Starting with the line containing "277, 198, 289]" and going on through the line containing "254, 813, 273]", rewrite those items with "y-tick-label" replaced by "y-axis-tick" and everything else unchanged. Return only those lines.

# ENTRIES SUPPLIED

════════════════

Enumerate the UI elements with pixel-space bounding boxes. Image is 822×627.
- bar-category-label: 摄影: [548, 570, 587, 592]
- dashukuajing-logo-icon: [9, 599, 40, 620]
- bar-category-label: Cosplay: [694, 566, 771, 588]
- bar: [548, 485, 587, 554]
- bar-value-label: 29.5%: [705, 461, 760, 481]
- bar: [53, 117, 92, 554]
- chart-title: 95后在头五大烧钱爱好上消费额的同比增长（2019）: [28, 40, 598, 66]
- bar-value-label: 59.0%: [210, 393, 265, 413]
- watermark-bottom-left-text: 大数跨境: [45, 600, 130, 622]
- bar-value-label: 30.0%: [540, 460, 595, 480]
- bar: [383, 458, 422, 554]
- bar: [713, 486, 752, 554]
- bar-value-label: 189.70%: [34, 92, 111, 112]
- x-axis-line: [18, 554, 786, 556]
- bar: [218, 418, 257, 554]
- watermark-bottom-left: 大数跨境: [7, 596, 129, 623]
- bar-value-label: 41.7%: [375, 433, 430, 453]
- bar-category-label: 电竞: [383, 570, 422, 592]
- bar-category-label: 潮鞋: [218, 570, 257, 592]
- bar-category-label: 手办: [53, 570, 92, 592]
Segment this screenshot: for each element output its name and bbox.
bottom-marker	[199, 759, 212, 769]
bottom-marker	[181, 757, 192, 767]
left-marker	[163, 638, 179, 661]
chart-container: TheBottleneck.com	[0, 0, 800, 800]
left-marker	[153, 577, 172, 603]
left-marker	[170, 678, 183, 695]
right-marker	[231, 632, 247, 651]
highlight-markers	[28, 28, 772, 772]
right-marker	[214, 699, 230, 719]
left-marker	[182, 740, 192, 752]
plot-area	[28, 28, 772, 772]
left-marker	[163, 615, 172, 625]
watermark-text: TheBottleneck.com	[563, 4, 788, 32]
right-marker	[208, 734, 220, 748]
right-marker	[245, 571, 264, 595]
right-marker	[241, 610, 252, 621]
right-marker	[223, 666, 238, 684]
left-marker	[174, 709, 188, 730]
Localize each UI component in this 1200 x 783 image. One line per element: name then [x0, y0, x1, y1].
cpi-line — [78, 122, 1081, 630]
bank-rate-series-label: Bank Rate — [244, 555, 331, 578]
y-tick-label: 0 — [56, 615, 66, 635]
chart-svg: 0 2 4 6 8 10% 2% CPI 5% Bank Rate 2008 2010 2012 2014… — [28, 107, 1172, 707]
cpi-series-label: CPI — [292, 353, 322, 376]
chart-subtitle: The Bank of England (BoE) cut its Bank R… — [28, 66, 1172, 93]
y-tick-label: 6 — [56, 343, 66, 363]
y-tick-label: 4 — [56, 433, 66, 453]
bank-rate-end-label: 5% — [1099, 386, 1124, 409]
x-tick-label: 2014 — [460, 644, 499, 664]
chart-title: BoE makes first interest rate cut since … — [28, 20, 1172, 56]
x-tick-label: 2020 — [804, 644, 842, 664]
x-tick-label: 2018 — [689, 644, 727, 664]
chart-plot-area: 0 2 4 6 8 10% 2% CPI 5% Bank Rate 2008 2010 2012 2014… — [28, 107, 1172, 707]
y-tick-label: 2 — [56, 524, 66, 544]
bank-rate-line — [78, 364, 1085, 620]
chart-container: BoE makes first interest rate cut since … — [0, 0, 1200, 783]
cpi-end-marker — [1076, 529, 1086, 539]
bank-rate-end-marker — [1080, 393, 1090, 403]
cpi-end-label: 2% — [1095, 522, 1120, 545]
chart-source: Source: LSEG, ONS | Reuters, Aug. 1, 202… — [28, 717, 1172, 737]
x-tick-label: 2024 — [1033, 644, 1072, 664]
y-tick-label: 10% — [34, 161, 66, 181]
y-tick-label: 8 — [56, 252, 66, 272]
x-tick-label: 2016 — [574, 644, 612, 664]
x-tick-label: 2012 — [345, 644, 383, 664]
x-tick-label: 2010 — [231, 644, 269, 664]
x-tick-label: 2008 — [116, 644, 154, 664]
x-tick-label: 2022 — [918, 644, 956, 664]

════════════════

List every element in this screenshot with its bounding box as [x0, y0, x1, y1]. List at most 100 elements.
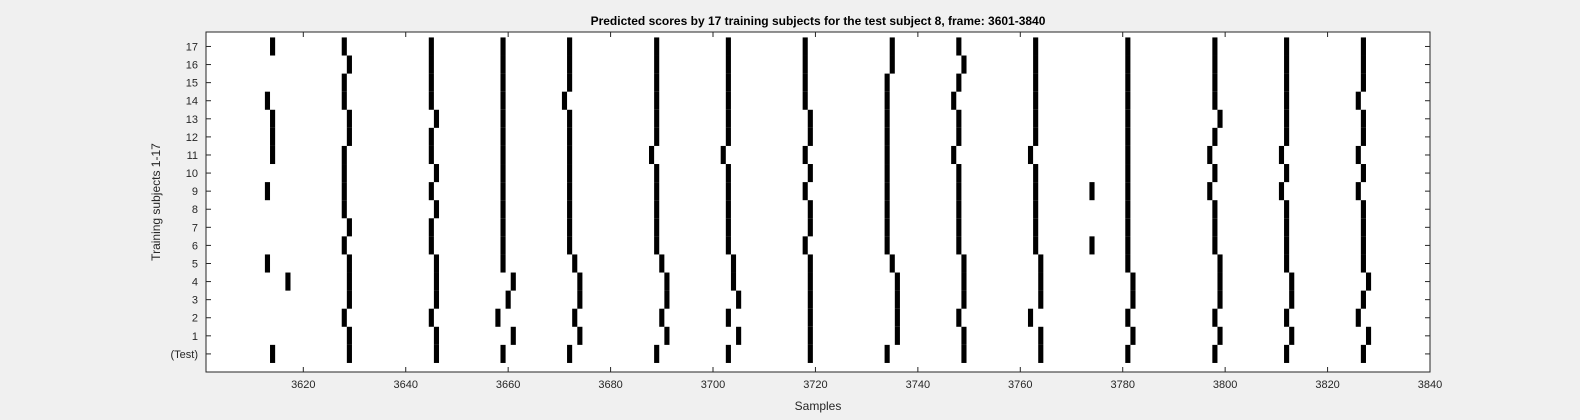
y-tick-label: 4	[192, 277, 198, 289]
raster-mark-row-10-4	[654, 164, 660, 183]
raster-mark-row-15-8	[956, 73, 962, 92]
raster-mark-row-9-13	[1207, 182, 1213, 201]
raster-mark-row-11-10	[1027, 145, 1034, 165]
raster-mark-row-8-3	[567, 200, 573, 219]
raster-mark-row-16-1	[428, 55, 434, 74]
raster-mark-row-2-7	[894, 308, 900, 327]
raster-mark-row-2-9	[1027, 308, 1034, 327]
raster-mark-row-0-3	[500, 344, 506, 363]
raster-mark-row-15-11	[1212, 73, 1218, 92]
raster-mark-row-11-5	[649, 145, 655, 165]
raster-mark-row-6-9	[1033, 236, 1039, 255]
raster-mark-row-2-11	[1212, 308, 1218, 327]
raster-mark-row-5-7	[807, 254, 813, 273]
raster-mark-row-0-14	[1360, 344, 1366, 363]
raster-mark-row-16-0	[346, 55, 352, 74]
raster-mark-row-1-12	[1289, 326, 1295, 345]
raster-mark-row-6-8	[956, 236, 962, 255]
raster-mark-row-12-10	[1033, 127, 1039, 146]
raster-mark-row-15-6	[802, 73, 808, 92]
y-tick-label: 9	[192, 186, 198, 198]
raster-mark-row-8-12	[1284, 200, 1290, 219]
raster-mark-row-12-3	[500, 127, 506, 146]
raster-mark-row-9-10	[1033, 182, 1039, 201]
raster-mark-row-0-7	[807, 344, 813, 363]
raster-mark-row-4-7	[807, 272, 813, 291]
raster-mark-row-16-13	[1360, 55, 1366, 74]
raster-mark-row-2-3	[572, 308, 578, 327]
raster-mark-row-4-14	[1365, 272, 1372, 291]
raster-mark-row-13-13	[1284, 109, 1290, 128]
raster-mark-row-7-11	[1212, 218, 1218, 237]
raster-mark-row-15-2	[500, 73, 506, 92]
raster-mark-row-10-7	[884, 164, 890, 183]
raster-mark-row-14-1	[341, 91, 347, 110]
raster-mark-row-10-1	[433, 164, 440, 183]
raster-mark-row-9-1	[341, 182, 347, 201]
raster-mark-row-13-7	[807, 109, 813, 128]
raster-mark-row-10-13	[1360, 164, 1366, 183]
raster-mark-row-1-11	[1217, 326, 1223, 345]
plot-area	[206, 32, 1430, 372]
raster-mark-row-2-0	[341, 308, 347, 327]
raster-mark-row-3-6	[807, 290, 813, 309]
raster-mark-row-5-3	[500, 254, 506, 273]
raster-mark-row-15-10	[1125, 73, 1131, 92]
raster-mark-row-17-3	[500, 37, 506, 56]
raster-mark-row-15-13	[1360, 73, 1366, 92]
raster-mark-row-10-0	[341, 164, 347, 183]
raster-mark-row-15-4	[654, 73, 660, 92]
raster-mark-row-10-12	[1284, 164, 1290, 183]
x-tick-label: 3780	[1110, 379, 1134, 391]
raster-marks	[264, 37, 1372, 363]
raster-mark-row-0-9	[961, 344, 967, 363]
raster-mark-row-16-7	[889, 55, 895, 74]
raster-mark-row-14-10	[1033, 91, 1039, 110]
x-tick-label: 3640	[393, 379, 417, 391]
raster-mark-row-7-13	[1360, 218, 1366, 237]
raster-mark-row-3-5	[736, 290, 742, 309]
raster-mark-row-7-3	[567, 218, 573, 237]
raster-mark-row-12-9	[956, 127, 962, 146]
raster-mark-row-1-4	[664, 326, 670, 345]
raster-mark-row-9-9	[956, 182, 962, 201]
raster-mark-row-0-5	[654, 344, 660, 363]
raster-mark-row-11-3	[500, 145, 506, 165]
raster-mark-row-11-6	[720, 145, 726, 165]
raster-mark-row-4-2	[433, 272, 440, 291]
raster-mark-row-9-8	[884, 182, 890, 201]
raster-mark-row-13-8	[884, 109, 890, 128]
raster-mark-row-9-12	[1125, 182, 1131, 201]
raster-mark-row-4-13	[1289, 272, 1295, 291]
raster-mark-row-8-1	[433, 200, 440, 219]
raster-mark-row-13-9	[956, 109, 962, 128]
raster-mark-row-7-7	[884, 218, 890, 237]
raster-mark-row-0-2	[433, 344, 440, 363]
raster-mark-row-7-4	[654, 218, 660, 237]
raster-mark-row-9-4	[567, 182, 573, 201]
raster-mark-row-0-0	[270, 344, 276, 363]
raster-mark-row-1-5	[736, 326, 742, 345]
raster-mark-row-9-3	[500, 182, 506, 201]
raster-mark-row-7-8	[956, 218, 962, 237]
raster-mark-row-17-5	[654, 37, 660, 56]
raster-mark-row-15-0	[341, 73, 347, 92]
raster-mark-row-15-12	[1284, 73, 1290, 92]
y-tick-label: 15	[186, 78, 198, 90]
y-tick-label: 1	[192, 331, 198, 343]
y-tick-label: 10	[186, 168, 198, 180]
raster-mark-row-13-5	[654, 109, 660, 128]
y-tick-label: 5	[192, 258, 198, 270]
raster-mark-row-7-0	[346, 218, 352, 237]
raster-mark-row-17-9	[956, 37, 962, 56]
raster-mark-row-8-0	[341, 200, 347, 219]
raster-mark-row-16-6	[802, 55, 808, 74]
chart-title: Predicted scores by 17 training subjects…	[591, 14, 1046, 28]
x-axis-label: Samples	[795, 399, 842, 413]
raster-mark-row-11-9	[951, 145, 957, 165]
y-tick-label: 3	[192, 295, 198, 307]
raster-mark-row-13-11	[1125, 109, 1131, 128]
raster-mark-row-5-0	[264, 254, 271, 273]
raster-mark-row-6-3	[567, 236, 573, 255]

════════════════

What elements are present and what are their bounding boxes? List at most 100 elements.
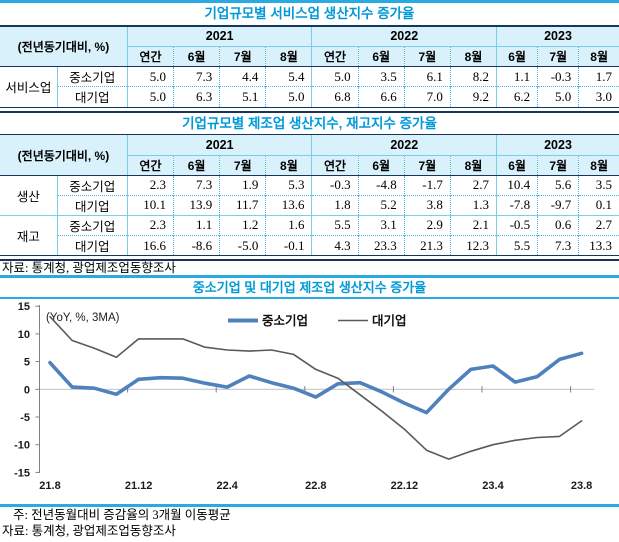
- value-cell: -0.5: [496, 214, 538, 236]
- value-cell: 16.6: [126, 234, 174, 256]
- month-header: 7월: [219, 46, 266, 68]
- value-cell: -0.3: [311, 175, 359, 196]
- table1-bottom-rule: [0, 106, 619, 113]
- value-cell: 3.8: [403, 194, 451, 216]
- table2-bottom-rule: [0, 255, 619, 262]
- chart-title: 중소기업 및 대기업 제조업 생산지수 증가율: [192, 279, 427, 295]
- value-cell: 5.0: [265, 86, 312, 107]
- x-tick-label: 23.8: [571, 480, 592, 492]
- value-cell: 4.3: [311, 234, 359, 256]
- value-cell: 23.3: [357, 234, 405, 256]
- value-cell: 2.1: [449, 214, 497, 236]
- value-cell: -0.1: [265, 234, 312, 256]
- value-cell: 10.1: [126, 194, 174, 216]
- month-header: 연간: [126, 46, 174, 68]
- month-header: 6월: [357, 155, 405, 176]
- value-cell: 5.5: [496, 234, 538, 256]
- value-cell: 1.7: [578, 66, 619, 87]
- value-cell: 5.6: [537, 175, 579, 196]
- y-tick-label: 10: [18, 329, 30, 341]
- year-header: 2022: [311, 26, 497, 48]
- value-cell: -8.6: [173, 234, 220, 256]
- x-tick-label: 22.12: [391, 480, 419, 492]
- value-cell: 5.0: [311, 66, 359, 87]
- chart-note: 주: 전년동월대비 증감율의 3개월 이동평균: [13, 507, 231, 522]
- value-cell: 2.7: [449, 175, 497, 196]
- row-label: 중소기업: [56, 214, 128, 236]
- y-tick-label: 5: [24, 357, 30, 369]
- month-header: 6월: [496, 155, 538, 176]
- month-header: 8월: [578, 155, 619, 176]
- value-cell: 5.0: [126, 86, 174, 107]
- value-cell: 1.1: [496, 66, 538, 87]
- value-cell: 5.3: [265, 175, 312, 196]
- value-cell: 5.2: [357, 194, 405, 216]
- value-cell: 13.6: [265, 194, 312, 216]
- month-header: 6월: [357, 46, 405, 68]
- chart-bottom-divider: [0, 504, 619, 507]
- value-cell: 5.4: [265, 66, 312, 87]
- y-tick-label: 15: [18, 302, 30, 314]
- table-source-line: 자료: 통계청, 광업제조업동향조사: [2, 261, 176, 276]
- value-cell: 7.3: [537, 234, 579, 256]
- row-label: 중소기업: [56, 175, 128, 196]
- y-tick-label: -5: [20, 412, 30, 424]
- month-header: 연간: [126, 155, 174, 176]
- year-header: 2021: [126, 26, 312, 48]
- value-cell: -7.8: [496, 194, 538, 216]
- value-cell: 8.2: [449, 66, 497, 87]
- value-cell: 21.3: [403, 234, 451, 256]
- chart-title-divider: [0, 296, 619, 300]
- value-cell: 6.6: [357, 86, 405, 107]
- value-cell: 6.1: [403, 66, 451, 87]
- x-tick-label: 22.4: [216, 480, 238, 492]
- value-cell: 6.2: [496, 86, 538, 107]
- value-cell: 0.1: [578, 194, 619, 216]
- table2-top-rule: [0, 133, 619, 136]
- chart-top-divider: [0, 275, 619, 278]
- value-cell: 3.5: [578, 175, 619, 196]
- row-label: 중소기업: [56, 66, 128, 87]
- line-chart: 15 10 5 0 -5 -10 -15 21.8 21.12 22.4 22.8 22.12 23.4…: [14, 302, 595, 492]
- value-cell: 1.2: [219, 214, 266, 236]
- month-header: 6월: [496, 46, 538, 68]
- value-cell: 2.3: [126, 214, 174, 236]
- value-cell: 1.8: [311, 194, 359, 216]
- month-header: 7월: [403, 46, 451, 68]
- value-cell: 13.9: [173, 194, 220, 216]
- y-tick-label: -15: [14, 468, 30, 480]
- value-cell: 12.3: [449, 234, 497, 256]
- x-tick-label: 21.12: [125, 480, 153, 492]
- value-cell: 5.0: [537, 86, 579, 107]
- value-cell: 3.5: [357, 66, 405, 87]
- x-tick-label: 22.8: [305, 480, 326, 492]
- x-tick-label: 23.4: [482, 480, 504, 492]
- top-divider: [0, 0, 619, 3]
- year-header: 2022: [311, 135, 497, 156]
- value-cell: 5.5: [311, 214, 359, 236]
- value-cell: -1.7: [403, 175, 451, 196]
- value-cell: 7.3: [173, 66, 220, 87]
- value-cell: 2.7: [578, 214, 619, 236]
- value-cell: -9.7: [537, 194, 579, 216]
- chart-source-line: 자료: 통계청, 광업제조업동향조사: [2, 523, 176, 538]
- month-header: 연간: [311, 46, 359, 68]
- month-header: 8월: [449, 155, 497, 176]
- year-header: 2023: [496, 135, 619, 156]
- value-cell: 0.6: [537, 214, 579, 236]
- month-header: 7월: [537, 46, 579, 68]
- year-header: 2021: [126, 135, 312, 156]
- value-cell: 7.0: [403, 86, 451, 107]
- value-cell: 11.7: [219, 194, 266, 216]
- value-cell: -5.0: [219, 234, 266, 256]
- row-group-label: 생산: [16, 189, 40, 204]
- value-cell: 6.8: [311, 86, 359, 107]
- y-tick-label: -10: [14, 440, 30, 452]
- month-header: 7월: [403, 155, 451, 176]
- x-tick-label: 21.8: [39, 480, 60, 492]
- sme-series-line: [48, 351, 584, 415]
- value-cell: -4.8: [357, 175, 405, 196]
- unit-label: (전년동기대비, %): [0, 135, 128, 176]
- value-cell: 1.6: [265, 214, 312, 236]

════════════════

# SOLUTION BELOW
y-axis-tick: 4	[192, 277, 198, 289]
raster-mark-row-10-4	[654, 164, 660, 183]
raster-mark-row-15-8	[956, 73, 962, 92]
raster-mark-row-9-13	[1207, 182, 1213, 201]
raster-mark-row-11-10	[1027, 145, 1034, 165]
raster-mark-row-8-3	[567, 200, 573, 219]
raster-mark-row-16-1	[428, 55, 434, 74]
raster-mark-row-2-7	[894, 308, 900, 327]
raster-mark-row-2-9	[1027, 308, 1034, 327]
raster-mark-row-0-3	[500, 344, 506, 363]
raster-mark-row-15-11	[1212, 73, 1218, 92]
raster-mark-row-11-5	[649, 145, 655, 165]
raster-mark-row-6-9	[1033, 236, 1039, 255]
raster-mark-row-2-11	[1212, 308, 1218, 327]
raster-mark-row-5-7	[807, 254, 813, 273]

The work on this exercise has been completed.